DOCUMENT EXTRACT:
━━━━━━━━━━━━━━━━
I assume that 75% or more of the IPv4 addresses which are employed in
any use (not sitting idle) are employed by eyeball customers. Verizon
Wireless has - remind me - how many /8's compared to, say, Google?

Are you sure that 75% of VZW's IP addresses are assigned to end-customer
devices? I am not.

If you count from the explosion of interest in the Internet in 1995 to
now, it took 18 years to consume all the IPv4 addresses. Call it
consumption of 1/18th of the address space per year.

I'll leave the obvious math error in this assumption as an exercise for
the reader.

From my assumption, 25% of the addresses are consumed by non-eyeball

customers who will continue consuming them at 1/(18*4)= 1/72 of the
address space per year. Assuming that server ops still need that many
addresses when acquiring them is not so close to free.

This assumption ignores non-customer use of addresses which, while minor,
is not insignificant.

From my assumptions 75% * 0.9 = 67.5% of the addresses are currently

consumed by eyeball customers who can convert to NAT. Match the
previous paragraph's math at 49/72's of the address space recoverable
at some cost that while not trivial is also not exorbitant.

This makes a rather absurd assumption that the majority of those eyeball
addresses are not already assigned to eyeball NAT pools. This is the
second place where your assumptions run wildly off the rails IMHO.
━━━━━━━━━━━━━━━━
DATA ENTRIES:
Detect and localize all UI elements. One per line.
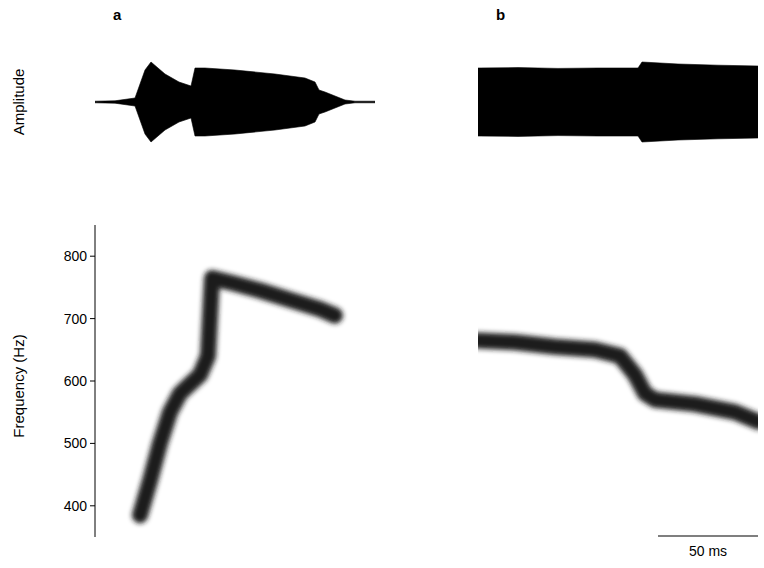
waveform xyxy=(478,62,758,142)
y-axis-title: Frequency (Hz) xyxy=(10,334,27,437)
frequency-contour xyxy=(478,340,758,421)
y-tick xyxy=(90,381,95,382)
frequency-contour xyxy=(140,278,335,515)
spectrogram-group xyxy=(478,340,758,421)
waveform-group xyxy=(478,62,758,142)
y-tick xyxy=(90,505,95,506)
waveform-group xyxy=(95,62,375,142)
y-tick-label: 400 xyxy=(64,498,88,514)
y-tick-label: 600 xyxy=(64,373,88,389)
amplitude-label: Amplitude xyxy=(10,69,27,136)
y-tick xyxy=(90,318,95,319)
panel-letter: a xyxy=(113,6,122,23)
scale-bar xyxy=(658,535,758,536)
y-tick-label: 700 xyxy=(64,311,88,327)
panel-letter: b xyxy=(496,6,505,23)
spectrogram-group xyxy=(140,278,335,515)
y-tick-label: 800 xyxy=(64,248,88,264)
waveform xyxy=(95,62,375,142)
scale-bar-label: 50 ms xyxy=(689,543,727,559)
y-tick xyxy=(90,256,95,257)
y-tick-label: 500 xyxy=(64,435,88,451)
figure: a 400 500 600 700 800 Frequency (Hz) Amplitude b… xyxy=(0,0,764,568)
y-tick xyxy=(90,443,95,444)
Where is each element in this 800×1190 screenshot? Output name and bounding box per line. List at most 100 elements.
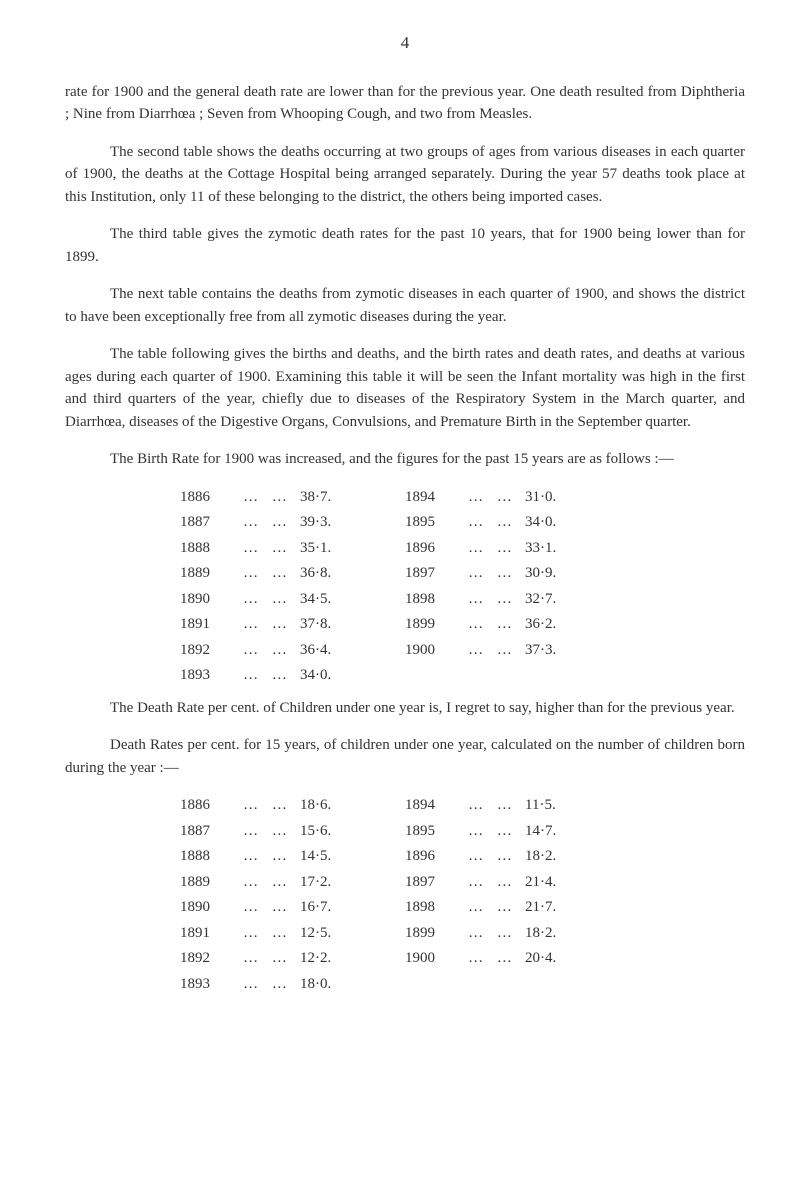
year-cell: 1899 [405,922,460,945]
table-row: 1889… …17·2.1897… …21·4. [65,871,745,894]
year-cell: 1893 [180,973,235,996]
━━━━━━━━━━━━━━━━
CHALLENGE:
Continue the discussion of IPv4 address use from its last sentence. The lines that come after the discussion of IPv4 address use are separate material and have no connection to it.

TASK ANSWER:
Eyeballs were consuming at (1*3)/(18*4)= 3/72's per year but if only 1
in 10 needs a global address that slows to 3/720's.

While the math works, it would be a lot more clear to say 1/4 * 3/18 = 3/72.

13/720's per year consumes 490/720's after 37 years.

37 years.

So, where am I wrong? Is it more like 1 in 5 customers would cough up
an extra $5 rather than use a NAT address? The nearest comparable
would be your ratio of dynamic to static IP assignments. Does your
data support that being higher than 1 in 10? I'd bet the broad data
sets don't.

First, it's more like 1/100 customers that are not already behind NAT
of some form, so your 37 years drops to 0.37 years (a little more than
4 months).

This seems very disruptive and rather heavy on the overhead for a 4-month
stop-gap.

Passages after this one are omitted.